Task brief:
The records below should be written out again, exactly.

Source data:
++++

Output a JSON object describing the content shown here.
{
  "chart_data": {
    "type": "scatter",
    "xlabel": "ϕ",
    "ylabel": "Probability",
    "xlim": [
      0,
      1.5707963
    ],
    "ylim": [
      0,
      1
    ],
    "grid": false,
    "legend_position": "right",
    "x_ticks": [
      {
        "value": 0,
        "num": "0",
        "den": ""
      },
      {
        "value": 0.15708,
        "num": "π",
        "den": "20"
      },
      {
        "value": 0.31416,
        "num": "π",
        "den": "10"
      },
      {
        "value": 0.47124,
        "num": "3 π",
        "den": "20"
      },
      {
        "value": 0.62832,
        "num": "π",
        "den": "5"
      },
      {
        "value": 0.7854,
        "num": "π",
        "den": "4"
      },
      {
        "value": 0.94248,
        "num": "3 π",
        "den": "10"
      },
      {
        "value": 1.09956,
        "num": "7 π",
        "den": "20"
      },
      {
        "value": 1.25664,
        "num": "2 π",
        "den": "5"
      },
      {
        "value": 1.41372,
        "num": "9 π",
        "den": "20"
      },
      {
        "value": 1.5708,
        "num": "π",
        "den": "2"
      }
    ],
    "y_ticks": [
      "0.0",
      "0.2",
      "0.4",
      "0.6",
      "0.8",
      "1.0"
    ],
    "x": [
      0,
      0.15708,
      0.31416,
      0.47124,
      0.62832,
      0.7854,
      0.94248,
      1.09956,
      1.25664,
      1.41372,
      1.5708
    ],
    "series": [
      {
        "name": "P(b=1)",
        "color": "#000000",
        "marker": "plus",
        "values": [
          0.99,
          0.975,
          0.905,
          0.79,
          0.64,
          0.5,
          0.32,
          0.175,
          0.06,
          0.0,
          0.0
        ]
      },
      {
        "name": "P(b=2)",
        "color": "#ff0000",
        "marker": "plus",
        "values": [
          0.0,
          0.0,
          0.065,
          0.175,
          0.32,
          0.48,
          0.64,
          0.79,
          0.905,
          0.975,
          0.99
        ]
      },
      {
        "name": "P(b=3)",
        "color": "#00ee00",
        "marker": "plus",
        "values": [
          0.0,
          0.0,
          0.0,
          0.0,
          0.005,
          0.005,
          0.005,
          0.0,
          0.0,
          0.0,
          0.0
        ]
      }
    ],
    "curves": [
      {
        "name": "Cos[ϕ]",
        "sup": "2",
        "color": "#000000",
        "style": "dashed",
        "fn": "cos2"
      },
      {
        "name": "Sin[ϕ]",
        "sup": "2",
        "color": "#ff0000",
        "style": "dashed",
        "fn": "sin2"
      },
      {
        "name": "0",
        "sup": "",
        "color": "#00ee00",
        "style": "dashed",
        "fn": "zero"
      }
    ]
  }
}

++++

Finished exercise:
Output a JSON object describing the content shown here.
{
  "chart_data": {
    "type": "scatter",
    "xlabel": "ϕ",
    "ylabel": "Probability",
    "xlim": [
      0,
      1.5707963
    ],
    "ylim": [
      0,
      1
    ],
    "grid": false,
    "legend_position": "right",
    "x_ticks": [
      {
        "value": 0,
        "num": "0",
        "den": ""
      },
      {
        "value": 0.15708,
        "num": "π",
        "den": "20"
      },
      {
        "value": 0.31416,
        "num": "π",
        "den": "10"
      },
      {
        "value": 0.47124,
        "num": "3 π",
        "den": "20"
      },
      {
        "value": 0.62832,
        "num": "π",
        "den": "5"
      },
      {
        "value": 0.7854,
        "num": "π",
        "den": "4"
      },
      {
        "value": 0.94248,
        "num": "3 π",
        "den": "10"
      },
      {
        "value": 1.09956,
        "num": "7 π",
        "den": "20"
      },
      {
        "value": 1.25664,
        "num": "2 π",
        "den": "5"
      },
      {
        "value": 1.41372,
        "num": "9 π",
        "den": "20"
      },
      {
        "value": 1.5708,
        "num": "π",
        "den": "2"
      }
    ],
    "y_ticks": [
      "0.0",
      "0.2",
      "0.4",
      "0.6",
      "0.8",
      "1.0"
    ],
    "x": [
      0,
      0.15708,
      0.31416,
      0.47124,
      0.62832,
      0.7854,
      0.94248,
      1.09956,
      1.25664,
      1.41372,
      1.5708
    ],
    "series": [
      {
        "name": "P(b=1)",
        "color": "#000000",
        "marker": "plus",
        "values": [
          0.99,
          0.975,
          0.905,
          0.79,
          0.64,
          0.5,
          0.32,
          0.175,
          0.06,
          0.0,
          0.0
        ]
      },
      {
        "name": "P(b=2)",
        "color": "#ff0000",
        "marker": "plus",
        "values": [
          0.0,
          0.0,
          0.065,
          0.175,
          0.32,
          0.48,
          0.64,
          0.79,
          0.905,
          0.975,
          0.99
        ]
      },
      {
        "name": "P(b=3)",
        "color": "#00ee00",
        "marker": "plus",
        "values": [
          0.0,
          0.0,
          0.0,
          0.0,
          0.005,
          0.005,
          0.005,
          0.0,
          0.0,
          0.0,
          0.0
        ]
      }
    ],
    "curves": [
      {
        "name": "Cos[ϕ]",
        "sup": "2",
        "color": "#000000",
        "style": "dashed",
        "fn": "cos2"
      },
      {
        "name": "Sin[ϕ]",
        "sup": "2",
        "color": "#ff0000",
        "style": "dashed",
        "fn": "sin2"
      },
      {
        "name": "0",
        "sup": "",
        "color": "#00ee00",
        "style": "dashed",
        "fn": "zero"
      }
    ]
  }
}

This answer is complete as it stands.